((
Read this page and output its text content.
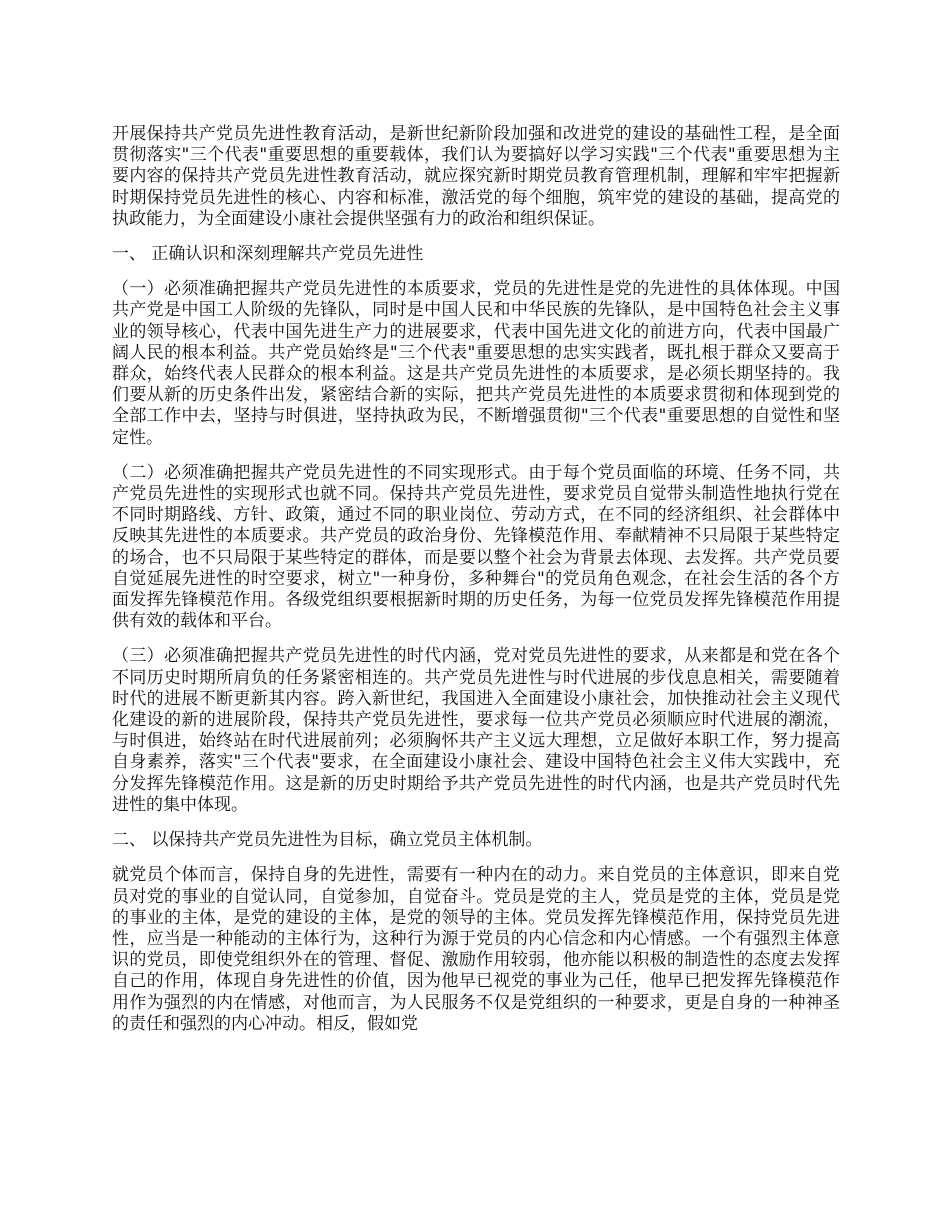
开展保持共产党员先进性教育活动，是新世纪新阶段加强和改进党的建设的基础性工程，是全面贯彻落实"三个代表"重要思想的重要载体，我们认为要搞好以学习实践"三个代表"重要思想为主要内容的保持共产党员先进性教育活动，就应探究新时期党员教育管理机制，理解和牢牢把握新时期保持党员先进性的核心、内容和标准，激活党的每个细胞，筑牢党的建设的基础，提高党的执政能力，为全面建设小康社会提供坚强有力的政治和组织保证。

一、 正确认识和深刻理解共产党员先进性

（一）必须准确把握共产党员先进性的本质要求，党员的先进性是党的先进性的具体体现。中国共产党是中国工人阶级的先锋队，同时是中国人民和中华民族的先锋队，是中国特色社会主义事业的领导核心，代表中国先进生产力的进展要求，代表中国先进文化的前进方向，代表中国最广阔人民的根本利益。共产党员始终是"三个代表"重要思想的忠实实践者，既扎根于群众又要高于群众，始终代表人民群众的根本利益。这是共产党员先进性的本质要求，是必须长期坚持的。我们要从新的历史条件出发，紧密结合新的实际，把共产党员先进性的本质要求贯彻和体现到党的全部工作中去，坚持与时俱进，坚持执政为民，不断增强贯彻"三个代表"重要思想的自觉性和坚定性。

（二）必须准确把握共产党员先进性的不同实现形式。由于每个党员面临的环境、任务不同，共产党员先进性的实现形式也就不同。保持共产党员先进性，要求党员自觉带头制造性地执行党在不同时期路线、方针、政策，通过不同的职业岗位、劳动方式，在不同的经济组织、社会群体中反映其先进性的本质要求。共产党员的政治身份、先锋模范作用、奉献精神不只局限于某些特定的场合，也不只局限于某些特定的群体，而是要以整个社会为背景去体现、去发挥。共产党员要自觉延展先进性的时空要求，树立"一种身份，多种舞台"的党员角色观念，在社会生活的各个方面发挥先锋模范作用。各级党组织要根据新时期的历史任务，为每一位党员发挥先锋模范作用提供有效的载体和平台。

（三）必须准确把握共产党员先进性的时代内涵，党对党员先进性的要求，从来都是和党在各个不同历史时期所肩负的任务紧密相连的。共产党员先进性与时代进展的步伐息息相关，需要随着时代的进展不断更新其内容。跨入新世纪，我国进入全面建设小康社会，加快推动社会主义现代化建设的新的进展阶段，保持共产党员先进性，要求每一位共产党员必须顺应时代进展的潮流，与时俱进，始终站在时代进展前列；必须胸怀共产主义远大理想，立足做好本职工作，努力提高自身素养，落实"三个代表"要求，在全面建设小康社会、建设中国特色社会主义伟大实践中，充分发挥先锋模范作用。这是新的历史时期给予共产党员先进性的时代内涵，也是共产党员时代先进性的集中体现。

二、 以保持共产党员先进性为目标，确立党员主体机制。

就党员个体而言，保持自身的先进性，需要有一种内在的动力。来自党员的主体意识，即来自党员对党的事业的自觉认同，自觉参加，自觉奋斗。党员是党的主人，党员是党的主体，党员是党的事业的主体，是党的建设的主体，是党的领导的主体。党员发挥先锋模范作用，保持党员先进性，应当是一种能动的主体行为，这种行为源于党员的内心信念和内心情感。一个有强烈主体意识的党员，即使党组织外在的管理、督促、激励作用较弱，他亦能以积极的制造性的态度去发挥自己的作用，体现自身先进性的价值，因为他早已视党的事业为己任，他早已把发挥先锋模范作用作为强烈的内在情感，对他而言，为人民服务不仅是党组织的一种要求，更是自身的一种神圣的责任和强烈的内心冲动。相反，假如党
))
## Given request
Go through the records above and copy every line with the word "三个代表".

## Written solution
开展保持共产党员先进性教育活动，是新世纪新阶段加强和改进党的建设的基础性工程，是全面贯彻落实"三个代表"重要思想的重要载体，我们认为要搞好以学习实践"三个代表"重要思想为主要内容的保持共产党员先进性教育活动，就应探究新时期党员教育管理机制，理解和牢牢把握新时期保持党员先进性的核心、内容和标准，激活党的每个细胞，筑牢党的建设的基础，提高党的执政能力，为全面建设小康社会提供坚强有力的政治和组织保证。
（一）必须准确把握共产党员先进性的本质要求，党员的先进性是党的先进性的具体体现。中国共产党是中国工人阶级的先锋队，同时是中国人民和中华民族的先锋队，是中国特色社会主义事业的领导核心，代表中国先进生产力的进展要求，代表中国先进文化的前进方向，代表中国最广阔人民的根本利益。共产党员始终是"三个代表"重要思想的忠实实践者，既扎根于群众又要高于群众，始终代表人民群众的根本利益。这是共产党员先进性的本质要求，是必须长期坚持的。我们要从新的历史条件出发，紧密结合新的实际，把共产党员先进性的本质要求贯彻和体现到党的全部工作中去，坚持与时俱进，坚持执政为民，不断增强贯彻"三个代表"重要思想的自觉性和坚定性。
（三）必须准确把握共产党员先进性的时代内涵，党对党员先进性的要求，从来都是和党在各个不同历史时期所肩负的任务紧密相连的。共产党员先进性与时代进展的步伐息息相关，需要随着时代的进展不断更新其内容。跨入新世纪，我国进入全面建设小康社会，加快推动社会主义现代化建设的新的进展阶段，保持共产党员先进性，要求每一位共产党员必须顺应时代进展的潮流，与时俱进，始终站在时代进展前列；必须胸怀共产主义远大理想，立足做好本职工作，努力提高自身素养，落实"三个代表"要求，在全面建设小康社会、建设中国特色社会主义伟大实践中，充分发挥先锋模范作用。这是新的历史时期给予共产党员先进性的时代内涵，也是共产党员时代先进性的集中体现。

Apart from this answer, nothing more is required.